# Aufgabe:
Übernehmen Sie aus dem Textauszug über das Stanley-Cup-Finale wortgetreu den Abschnitt, der mit den Worten "Washington steht nach" beginnt und mit "Caps nicht leicht." endet.

# Textauszug:
==============================

Washington steht nach 1998 zum zweiten Mal in einem Stanley-Cup-Finale, damals war man gegen Detroit chancenlos und verlor in vier Partien. Diesmal hat man die Waffen, um es besser zu machen. Coach Barry Trotz ist es offenbar gelungen, die Mannschaft vor allem mental stärker zu machen, denn der Weg in den Final war für die Caps nicht leicht.

In der Startrunde geriet man gegen Columbus gleich 0:2 im Rückstand, trotz des Heimvorteils, doch dann schlug man zurück und entschied die Serie in sechs Partien. In der nächsten Runde wartete mit den Pittsburgh Penguins das Team, welches den Stanley Cup zweimal in Serie gewonnen hatte und dabei beide Male Washington aus dem Weg räumte, das ewige Duell Crosby gegen Ovechkin. Doch diesmal änderte sich das Szenario und Washington konnte endlich den Fluch brechen und das Team um Superstar Crosby in sechs Partien eliminieren.

Im Conference Final wartete mit Tampa Bay eine Mannschaft, die wie Washington viel offensives Talent hat, man geriet mit 2:3 in Rückstand, vieles sprach für Tampa, doch dann packte Goalie Braden Holtby sein bestes Eishockey aus und führte sein Team mit zwei Shutouts in den Final.

Was die Vegas Golden Knights in Ihrer ersten Saison geleistet haben ist ganz einfach phänomenal, und wenn ein Regisseur seinem Produzenten eine Geschichte vorschlagen hätte in der ein Team in einem der wichtigsten Mannschaftssportarten es gleich in der ersten Saison bis ins Finale geschafft hätte, der Script wäre wohl abgelehnt worden, weil zu kitschig oder unrealistisch.

Doch genau dieses Szenario wurde Realität und grossen Anteil hat sicherlich Headcoach Gerard Gallant mit seinem Stab, der es nicht nur schaffte die richtigen Spieler für sein Spielsystem zu holen, sondern auch die Mannschaft zu einer Einheit zu formen, die erfolgreiches und attraktives Eishockey spielte. Und mit dem Selbstvertrauen, das man während der Qualifikation getankt hatte, schockte man die nordamerikanische Eishockeywelt und putzte die Los Angeles Kings in vier Partien vom Eis. In der zweiten Runde wartete mit den San Jose Sharks ein weiteres Team mit viel Playoff-Erfahrung, Vegas setzte sich souverän in sechs Partien durch.

Im Conference Final wartete mit den Winnipeg Jets ein weiteres Überraschungsteam der diesjährigen Playoffs, Winnipeg hatte soeben nach sieben Spielen den Vorjahresfinalisten aus Nashville eliminiert. Wenn bei Washington Goalie Braden Holtby ein Schlüsselfaktor für den Erfolg war, dann kann man das gleiche von Marc-André Fleury sagen, der in der Serie gegen Winnipeg brillierte und die Stürmer auf der Gegenseite zur Verzweiflung brachte. «The Flower», der von Pittsburgh abgeschoben wurde, nahm sich damit seine Revanche und auch dank ihm könnte das Märchen von Vegas noch ein weiteres Kapital schreiben.

==============================

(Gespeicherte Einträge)
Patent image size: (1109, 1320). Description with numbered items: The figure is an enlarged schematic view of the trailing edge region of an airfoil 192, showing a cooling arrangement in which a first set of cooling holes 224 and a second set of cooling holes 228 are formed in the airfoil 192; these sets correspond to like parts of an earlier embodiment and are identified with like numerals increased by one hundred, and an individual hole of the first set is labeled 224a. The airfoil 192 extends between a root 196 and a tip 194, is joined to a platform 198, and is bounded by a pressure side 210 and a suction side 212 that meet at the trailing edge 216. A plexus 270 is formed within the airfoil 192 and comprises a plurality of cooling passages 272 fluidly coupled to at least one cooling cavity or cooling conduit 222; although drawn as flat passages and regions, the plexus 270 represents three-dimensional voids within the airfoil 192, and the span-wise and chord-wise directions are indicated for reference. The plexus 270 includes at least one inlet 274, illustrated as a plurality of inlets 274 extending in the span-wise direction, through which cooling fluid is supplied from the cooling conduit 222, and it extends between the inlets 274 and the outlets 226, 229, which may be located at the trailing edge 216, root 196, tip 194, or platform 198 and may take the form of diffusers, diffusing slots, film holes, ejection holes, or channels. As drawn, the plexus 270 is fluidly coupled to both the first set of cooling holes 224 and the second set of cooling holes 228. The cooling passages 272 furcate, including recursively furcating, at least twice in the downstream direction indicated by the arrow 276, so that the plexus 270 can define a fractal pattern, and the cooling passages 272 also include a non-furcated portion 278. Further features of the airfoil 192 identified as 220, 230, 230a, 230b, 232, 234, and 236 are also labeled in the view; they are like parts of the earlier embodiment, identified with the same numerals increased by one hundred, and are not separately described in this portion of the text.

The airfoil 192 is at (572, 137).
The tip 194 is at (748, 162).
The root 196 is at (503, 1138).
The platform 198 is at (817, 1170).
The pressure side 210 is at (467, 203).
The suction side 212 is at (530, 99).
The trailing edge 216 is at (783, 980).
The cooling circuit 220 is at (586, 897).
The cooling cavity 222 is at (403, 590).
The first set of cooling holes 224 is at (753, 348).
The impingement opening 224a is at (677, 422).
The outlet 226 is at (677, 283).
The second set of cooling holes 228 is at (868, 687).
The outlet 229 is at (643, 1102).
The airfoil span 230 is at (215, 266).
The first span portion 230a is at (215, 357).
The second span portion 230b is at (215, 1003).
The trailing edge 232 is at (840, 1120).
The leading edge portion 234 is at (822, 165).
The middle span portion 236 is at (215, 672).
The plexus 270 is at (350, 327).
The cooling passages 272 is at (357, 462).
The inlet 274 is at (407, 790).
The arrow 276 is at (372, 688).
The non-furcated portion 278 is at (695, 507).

==============================

# Lösung:
Washington steht nach 1998 zum zweiten Mal in einem Stanley-Cup-Finale, damals war man gegen Detroit chancenlos und verlor in vier Partien. Diesmal hat man die Waffen, um es besser zu machen. Coach Barry Trotz ist es offenbar gelungen, die Mannschaft vor allem mental stärker zu machen, denn der Weg in den Final war für die Caps nicht leicht.